┌─ THE DATA

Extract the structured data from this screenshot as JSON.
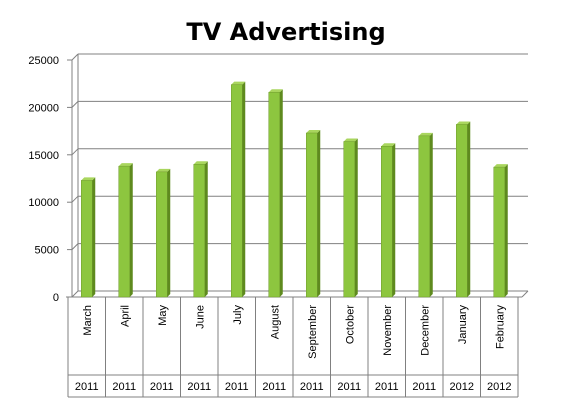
{
  "chart_data": {
    "type": "bar",
    "title": "TV Advertising",
    "xlabel": "",
    "ylabel": "",
    "ylim": [
      0,
      25000
    ],
    "yticks": [
      0,
      5000,
      10000,
      15000,
      20000,
      25000
    ],
    "grid": true,
    "legend": "none",
    "categories": [
      {
        "month": "March",
        "year": "2011"
      },
      {
        "month": "April",
        "year": "2011"
      },
      {
        "month": "May",
        "year": "2011"
      },
      {
        "month": "June",
        "year": "2011"
      },
      {
        "month": "July",
        "year": "2011"
      },
      {
        "month": "August",
        "year": "2011"
      },
      {
        "month": "September",
        "year": "2011"
      },
      {
        "month": "October",
        "year": "2011"
      },
      {
        "month": "November",
        "year": "2011"
      },
      {
        "month": "December",
        "year": "2011"
      },
      {
        "month": "January",
        "year": "2012"
      },
      {
        "month": "February",
        "year": "2012"
      }
    ],
    "values": [
      12300,
      13800,
      13200,
      14000,
      22400,
      21600,
      17300,
      16400,
      15900,
      17000,
      18200,
      13700
    ],
    "colors": {
      "bar_front": "#8DC63F",
      "bar_side": "#5E8A1E",
      "bar_top": "#A9D65E",
      "grid": "#808080",
      "axis": "#808080"
    }
  }
}
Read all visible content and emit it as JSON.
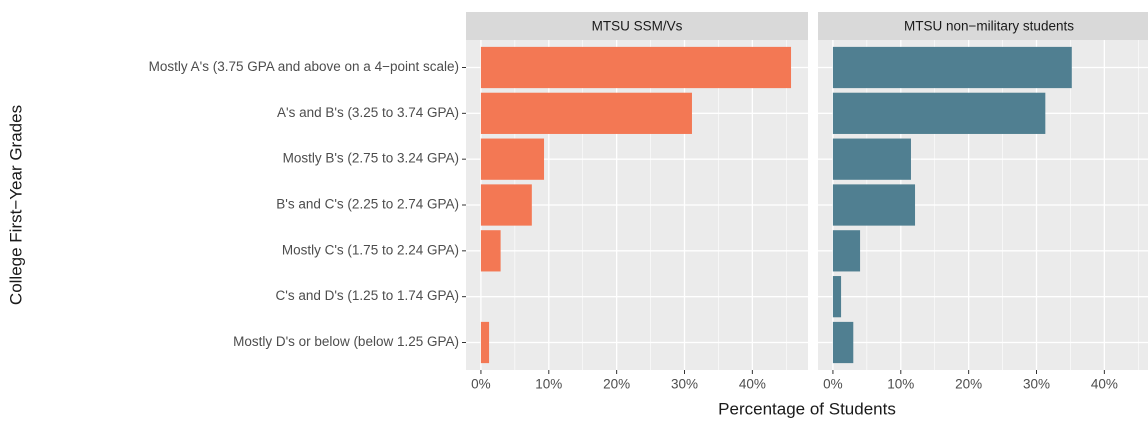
{
  "chart_data": {
    "type": "bar",
    "orientation": "horizontal",
    "x_label": "Percentage of Students",
    "y_label": "College First−Year Grades",
    "categories": [
      "Mostly A's (3.75 GPA and above on a 4−point scale)",
      "A's and B's (3.25 to 3.74 GPA)",
      "Mostly B's (2.75 to 3.24 GPA)",
      "B's and C's (2.25 to 2.74 GPA)",
      "Mostly C's (1.75 to 2.24 GPA)",
      "C's and D's (1.25 to 1.74 GPA)",
      "Mostly D's or below (below 1.25 GPA)"
    ],
    "series": [
      {
        "name": "MTSU SSM/Vs",
        "color": "#f37854",
        "values": [
          45.7,
          31.1,
          9.3,
          7.5,
          2.9,
          0,
          1.2
        ]
      },
      {
        "name": "MTSU non−military students",
        "color": "#507f91",
        "values": [
          35.2,
          31.3,
          11.5,
          12.1,
          4.0,
          1.2,
          3.0
        ]
      }
    ],
    "xlim": [
      -2.2,
      48.2
    ],
    "xticks": [
      {
        "value": 0,
        "label": "0%"
      },
      {
        "value": 10,
        "label": "10%"
      },
      {
        "value": 20,
        "label": "20%"
      },
      {
        "value": 30,
        "label": "30%"
      },
      {
        "value": 40,
        "label": "40%"
      }
    ],
    "grid": true
  }
}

└─

WHAT YOU SHOULD DO = All of the entries need to be transcribed word for word; pictures are left out.

FINAL ANSWER =
Extract the structured data from this screenshot as JSON.
{
  "chart_data": {
    "type": "bar",
    "title": "TV Advertising",
    "xlabel": "",
    "ylabel": "",
    "ylim": [
      0,
      25000
    ],
    "yticks": [
      0,
      5000,
      10000,
      15000,
      20000,
      25000
    ],
    "grid": true,
    "legend": "none",
    "categories": [
      {
        "month": "March",
        "year": "2011"
      },
      {
        "month": "April",
        "year": "2011"
      },
      {
        "month": "May",
        "year": "2011"
      },
      {
        "month": "June",
        "year": "2011"
      },
      {
        "month": "July",
        "year": "2011"
      },
      {
        "month": "August",
        "year": "2011"
      },
      {
        "month": "September",
        "year": "2011"
      },
      {
        "month": "October",
        "year": "2011"
      },
      {
        "month": "November",
        "year": "2011"
      },
      {
        "month": "December",
        "year": "2011"
      },
      {
        "month": "January",
        "year": "2012"
      },
      {
        "month": "February",
        "year": "2012"
      }
    ],
    "values": [
      12300,
      13800,
      13200,
      14000,
      22400,
      21600,
      17300,
      16400,
      15900,
      17000,
      18200,
      13700
    ],
    "colors": {
      "bar_front": "#8DC63F",
      "bar_side": "#5E8A1E",
      "bar_top": "#A9D65E",
      "grid": "#808080",
      "axis": "#808080"
    }
  }
}
Read all visible content and emit it as JSON.
{
  "chart_data": {
    "type": "bar",
    "orientation": "horizontal",
    "x_label": "Percentage of Students",
    "y_label": "College First−Year Grades",
    "categories": [
      "Mostly A's (3.75 GPA and above on a 4−point scale)",
      "A's and B's (3.25 to 3.74 GPA)",
      "Mostly B's (2.75 to 3.24 GPA)",
      "B's and C's (2.25 to 2.74 GPA)",
      "Mostly C's (1.75 to 2.24 GPA)",
      "C's and D's (1.25 to 1.74 GPA)",
      "Mostly D's or below (below 1.25 GPA)"
    ],
    "series": [
      {
        "name": "MTSU SSM/Vs",
        "color": "#f37854",
        "values": [
          45.7,
          31.1,
          9.3,
          7.5,
          2.9,
          0,
          1.2
        ]
      },
      {
        "name": "MTSU non−military students",
        "color": "#507f91",
        "values": [
          35.2,
          31.3,
          11.5,
          12.1,
          4.0,
          1.2,
          3.0
        ]
      }
    ],
    "xlim": [
      -2.2,
      48.2
    ],
    "xticks": [
      {
        "value": 0,
        "label": "0%"
      },
      {
        "value": 10,
        "label": "10%"
      },
      {
        "value": 20,
        "label": "20%"
      },
      {
        "value": 30,
        "label": "30%"
      },
      {
        "value": 40,
        "label": "40%"
      }
    ],
    "grid": true
  }
}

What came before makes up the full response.